__Written request__:
Please read the text on demand-pull inflation: what does it say has the same effect as a decrease in interest rates?
----- Text segment -----
In such situations, too much money chases few goods and services. Demand is higher than what the economy can provide. Thus, the prices of products and services increase (or when actual real GDP is above its potential output).
Rising prices force workers to renegotiate higher wages. Inflation erodes the purchasing power of their nominal wages on goods and services. Therefore, an increase in wages is needed to offset the rise in living costs.
Causes of demand-pull inflation
Causes of increased aggregate demand can stem from an increase in government spending or export demand. Low-interest rates also drive up household consumption and business investment, increasing aggregate demand. Likewise, a reduction in corporate and personal tax rates also has the same effect as a decrease in interest rates.
Other factors are exchange rate depreciation, increased household wealth, expectations of improved household income and business profits, and strong global economic growth.
----- Data section -----
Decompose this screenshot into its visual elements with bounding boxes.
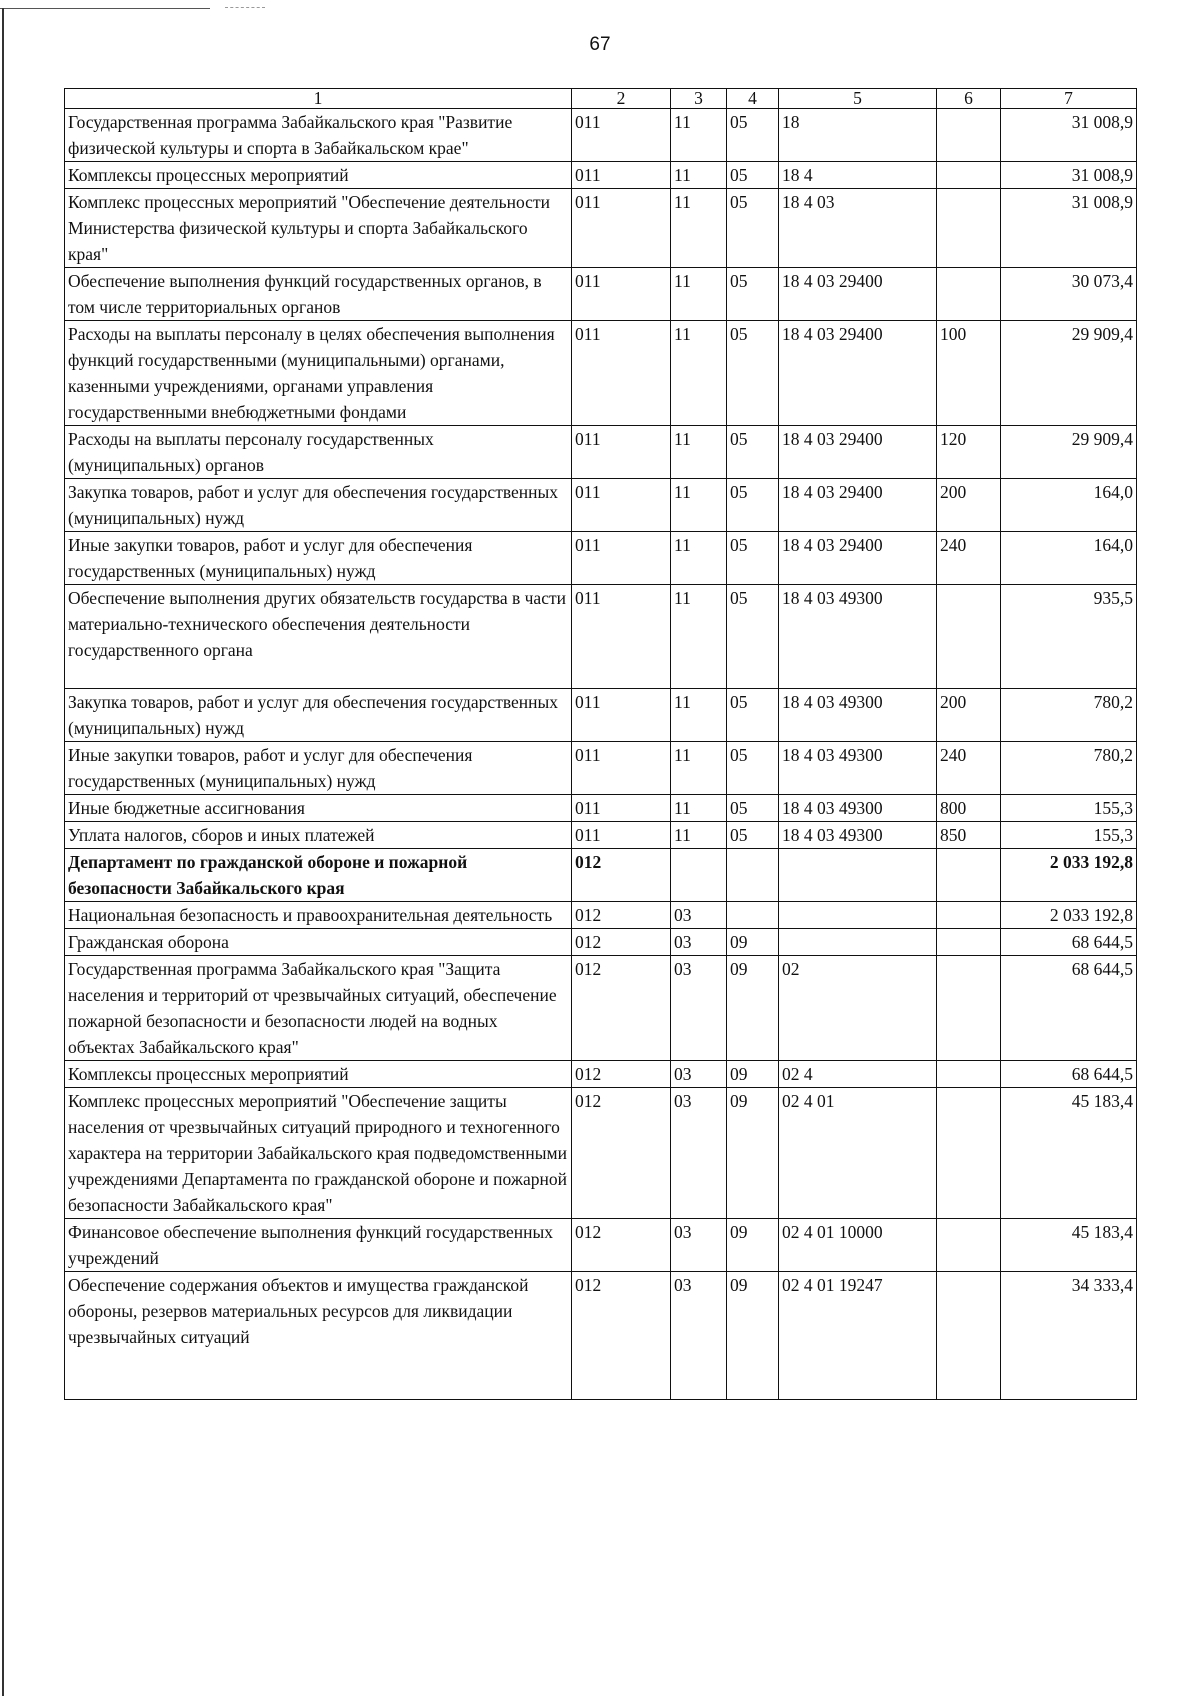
row-name-cell: Комплекс процессных мероприятий "Обеспечение деятельности Министерства физической культуры и спорта Забайкальского края" [65, 189, 572, 268]
row-name-cell: Иные бюджетные ассигнования [65, 795, 572, 822]
row-section-cell: 03 [671, 929, 727, 956]
row-name-cell: Уплата налогов, сборов и иных платежей [65, 822, 572, 849]
row-code-admin-cell: 011 [572, 426, 671, 479]
row-expense-type-cell [937, 1061, 1001, 1088]
budget-table [64, 88, 1137, 1400]
row-code-admin-cell: 011 [572, 109, 671, 162]
row-target-article-cell: 18 4 03 29400 [779, 426, 937, 479]
scan-edge-top-dash [225, 7, 265, 8]
row-expense-type-cell: 200 [937, 479, 1001, 532]
row-section-cell: 03 [671, 1061, 727, 1088]
row-amount-cell: 164,0 [1001, 532, 1137, 585]
row-name-cell: Обеспечение выполнения функций государственных органов, в том числе территориальных органов [65, 268, 572, 321]
row-expense-type-cell [937, 849, 1001, 902]
row-section-cell: 11 [671, 109, 727, 162]
row-target-article-cell: 18 4 03 49300 [779, 822, 937, 849]
row-code-admin-cell: 011 [572, 532, 671, 585]
row-target-article-cell [779, 849, 937, 902]
row-target-article-cell: 18 4 03 49300 [779, 585, 937, 689]
row-expense-type-cell [937, 956, 1001, 1061]
row-subsection-cell: 05 [727, 189, 779, 268]
row-subsection-cell: 09 [727, 1219, 779, 1272]
row-code-admin-cell: 011 [572, 189, 671, 268]
table-row [65, 929, 1137, 956]
row-code-admin-cell: 011 [572, 162, 671, 189]
table-row [65, 321, 1137, 426]
row-section-cell: 03 [671, 1219, 727, 1272]
row-section-cell: 11 [671, 162, 727, 189]
column-header-3: 3 [671, 89, 727, 109]
row-amount-cell: 29 909,4 [1001, 426, 1137, 479]
column-header-4: 4 [727, 89, 779, 109]
row-section-cell: 11 [671, 426, 727, 479]
column-header-5: 5 [779, 89, 937, 109]
row-expense-type-cell: 200 [937, 689, 1001, 742]
table-row [65, 1219, 1137, 1272]
row-subsection-cell [727, 902, 779, 929]
column-header-6: 6 [937, 89, 1001, 109]
row-amount-cell: 68 644,5 [1001, 929, 1137, 956]
table-row [65, 849, 1137, 902]
row-expense-type-cell [937, 189, 1001, 268]
row-amount-cell: 34 333,4 [1001, 1272, 1137, 1400]
row-section-cell: 03 [671, 1272, 727, 1400]
row-target-article-cell: 02 4 01 10000 [779, 1219, 937, 1272]
row-target-article-cell: 18 4 03 49300 [779, 689, 937, 742]
row-subsection-cell: 05 [727, 822, 779, 849]
row-name-cell: Департамент по гражданской обороне и пожарной безопасности Забайкальского края [65, 849, 572, 902]
row-expense-type-cell [937, 162, 1001, 189]
row-target-article-cell: 18 4 03 49300 [779, 742, 937, 795]
row-amount-cell: 155,3 [1001, 795, 1137, 822]
row-section-cell: 03 [671, 956, 727, 1061]
row-section-cell: 11 [671, 532, 727, 585]
row-section-cell: 11 [671, 742, 727, 795]
row-expense-type-cell: 800 [937, 795, 1001, 822]
row-target-article-cell: 18 4 03 49300 [779, 795, 937, 822]
row-section-cell: 03 [671, 902, 727, 929]
row-amount-cell: 2 033 192,8 [1001, 902, 1137, 929]
row-target-article-cell: 18 4 03 29400 [779, 532, 937, 585]
row-section-cell: 11 [671, 189, 727, 268]
row-subsection-cell: 05 [727, 795, 779, 822]
row-expense-type-cell [937, 1272, 1001, 1400]
row-section-cell: 11 [671, 689, 727, 742]
row-name-cell: Обеспечение содержания объектов и имущества гражданской обороны, резервов материальных ресурсов для ликвидации чрезвычайных ситуаций [65, 1272, 572, 1400]
row-subsection-cell: 05 [727, 585, 779, 689]
row-amount-cell: 31 008,9 [1001, 162, 1137, 189]
row-subsection-cell: 09 [727, 929, 779, 956]
row-expense-type-cell [937, 1088, 1001, 1219]
row-name-cell: Государственная программа Забайкальского края "Развитие физической культуры и спорта в Забайкальском крае" [65, 109, 572, 162]
row-name-cell: Финансовое обеспечение выполнения функций государственных учреждений [65, 1219, 572, 1272]
row-subsection-cell: 09 [727, 956, 779, 1061]
row-expense-type-cell [937, 929, 1001, 956]
row-code-admin-cell: 012 [572, 902, 671, 929]
row-code-admin-cell: 011 [572, 822, 671, 849]
row-section-cell [671, 849, 727, 902]
row-section-cell: 11 [671, 479, 727, 532]
table-row [65, 109, 1137, 162]
row-section-cell: 11 [671, 321, 727, 426]
table-row [65, 742, 1137, 795]
row-code-admin-cell: 012 [572, 1088, 671, 1219]
column-header-2: 2 [572, 89, 671, 109]
row-amount-cell: 45 183,4 [1001, 1219, 1137, 1272]
table-row [65, 189, 1137, 268]
table-row [65, 162, 1137, 189]
row-subsection-cell: 05 [727, 426, 779, 479]
row-target-article-cell: 18 4 03 29400 [779, 479, 937, 532]
row-code-admin-cell: 012 [572, 929, 671, 956]
row-section-cell: 11 [671, 268, 727, 321]
row-name-cell: Национальная безопасность и правоохранительная деятельность [65, 902, 572, 929]
table-row [65, 902, 1137, 929]
row-target-article-cell: 02 [779, 956, 937, 1061]
table-body [65, 109, 1137, 1400]
row-subsection-cell: 09 [727, 1088, 779, 1219]
row-subsection-cell: 05 [727, 268, 779, 321]
row-amount-cell: 29 909,4 [1001, 321, 1137, 426]
row-code-admin-cell: 012 [572, 1219, 671, 1272]
row-subsection-cell: 05 [727, 162, 779, 189]
table-row [65, 822, 1137, 849]
row-code-admin-cell: 011 [572, 795, 671, 822]
row-code-admin-cell: 012 [572, 1272, 671, 1400]
row-subsection-cell: 09 [727, 1061, 779, 1088]
row-expense-type-cell: 100 [937, 321, 1001, 426]
table-row [65, 689, 1137, 742]
row-subsection-cell: 05 [727, 109, 779, 162]
row-amount-cell: 935,5 [1001, 585, 1137, 689]
row-amount-cell: 2 033 192,8 [1001, 849, 1137, 902]
row-subsection-cell: 05 [727, 479, 779, 532]
table-row [65, 956, 1137, 1061]
row-section-cell: 03 [671, 1088, 727, 1219]
row-code-admin-cell: 012 [572, 956, 671, 1061]
row-target-article-cell [779, 902, 937, 929]
row-target-article-cell: 18 4 03 [779, 189, 937, 268]
row-expense-type-cell [937, 109, 1001, 162]
row-name-cell: Закупка товаров, работ и услуг для обеспечения государственных (муниципальных) нужд [65, 689, 572, 742]
row-section-cell: 11 [671, 795, 727, 822]
row-code-admin-cell: 011 [572, 742, 671, 795]
row-name-cell: Государственная программа Забайкальского края "Защита населения и территорий от чрезвычайных ситуаций, обеспечение пожарной безопасности и безопасности людей на водных объектах Забайкальского края" [65, 956, 572, 1061]
table-row [65, 585, 1137, 689]
row-amount-cell: 780,2 [1001, 742, 1137, 795]
table-row [65, 479, 1137, 532]
row-section-cell: 11 [671, 585, 727, 689]
row-section-cell: 11 [671, 822, 727, 849]
row-target-article-cell: 18 4 [779, 162, 937, 189]
row-target-article-cell: 02 4 [779, 1061, 937, 1088]
row-expense-type-cell: 240 [937, 532, 1001, 585]
row-target-article-cell: 18 4 03 29400 [779, 268, 937, 321]
row-code-admin-cell: 011 [572, 585, 671, 689]
row-expense-type-cell [937, 585, 1001, 689]
row-amount-cell: 164,0 [1001, 479, 1137, 532]
row-expense-type-cell: 120 [937, 426, 1001, 479]
row-amount-cell: 780,2 [1001, 689, 1137, 742]
row-subsection-cell: 05 [727, 742, 779, 795]
row-name-cell: Комплексы процессных мероприятий [65, 162, 572, 189]
row-name-cell: Иные закупки товаров, работ и услуг для обеспечения государственных (муниципальных) нужд [65, 532, 572, 585]
row-subsection-cell [727, 849, 779, 902]
row-name-cell: Расходы на выплаты персоналу в целях обеспечения выполнения функций государственными (муниципальными) органами, казенными учреждениями, органами управления государственными внебюджетными фондами [65, 321, 572, 426]
row-amount-cell: 68 644,5 [1001, 956, 1137, 1061]
row-subsection-cell: 05 [727, 532, 779, 585]
row-name-cell: Комплекс процессных мероприятий "Обеспечение защиты населения от чрезвычайных ситуаций природного и техногенного характера на территории Забайкальского края подведомственными учреждениями Департамента по гражданской обороне и пожарной безопасности Забайкальского края" [65, 1088, 572, 1219]
row-code-admin-cell: 011 [572, 479, 671, 532]
row-target-article-cell: 02 4 01 [779, 1088, 937, 1219]
row-expense-type-cell [937, 1219, 1001, 1272]
row-target-article-cell: 18 4 03 29400 [779, 321, 937, 426]
table-row [65, 426, 1137, 479]
page-number: 67 [589, 34, 611, 55]
row-code-admin-cell: 011 [572, 268, 671, 321]
row-name-cell: Гражданская оборона [65, 929, 572, 956]
row-target-article-cell: 02 4 01 19247 [779, 1272, 937, 1400]
row-expense-type-cell [937, 902, 1001, 929]
row-expense-type-cell: 850 [937, 822, 1001, 849]
row-amount-cell: 45 183,4 [1001, 1088, 1137, 1219]
row-subsection-cell: 05 [727, 321, 779, 426]
row-code-admin-cell: 012 [572, 1061, 671, 1088]
scan-edge-top [0, 8, 210, 9]
row-amount-cell: 31 008,9 [1001, 109, 1137, 162]
table-row [65, 1272, 1137, 1400]
row-amount-cell: 30 073,4 [1001, 268, 1137, 321]
row-name-cell: Комплексы процессных мероприятий [65, 1061, 572, 1088]
row-code-admin-cell: 011 [572, 321, 671, 426]
row-target-article-cell [779, 929, 937, 956]
row-name-cell: Расходы на выплаты персоналу государственных (муниципальных) органов [65, 426, 572, 479]
scan-edge-left [2, 8, 4, 1696]
table-row [65, 1061, 1137, 1088]
row-subsection-cell: 05 [727, 689, 779, 742]
row-name-cell: Обеспечение выполнения других обязательств государства в части материально-технического обеспечения деятельности государственного органа [65, 585, 572, 689]
table-row [65, 795, 1137, 822]
row-target-article-cell: 18 [779, 109, 937, 162]
row-amount-cell: 155,3 [1001, 822, 1137, 849]
row-amount-cell: 31 008,9 [1001, 189, 1137, 268]
row-expense-type-cell: 240 [937, 742, 1001, 795]
table-row [65, 268, 1137, 321]
row-subsection-cell: 09 [727, 1272, 779, 1400]
table-header-row [65, 89, 1137, 109]
row-name-cell: Закупка товаров, работ и услуг для обеспечения государственных (муниципальных) нужд [65, 479, 572, 532]
row-expense-type-cell [937, 268, 1001, 321]
column-header-7: 7 [1001, 89, 1137, 109]
column-header-1: 1 [65, 89, 572, 109]
row-amount-cell: 68 644,5 [1001, 1061, 1137, 1088]
row-code-admin-cell: 012 [572, 849, 671, 902]
row-code-admin-cell: 011 [572, 689, 671, 742]
table-row [65, 532, 1137, 585]
table-row [65, 1088, 1137, 1219]
row-name-cell: Иные закупки товаров, работ и услуг для обеспечения государственных (муниципальных) нужд [65, 742, 572, 795]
-----
__Task result__:
A reduction in corporate and personal tax rates.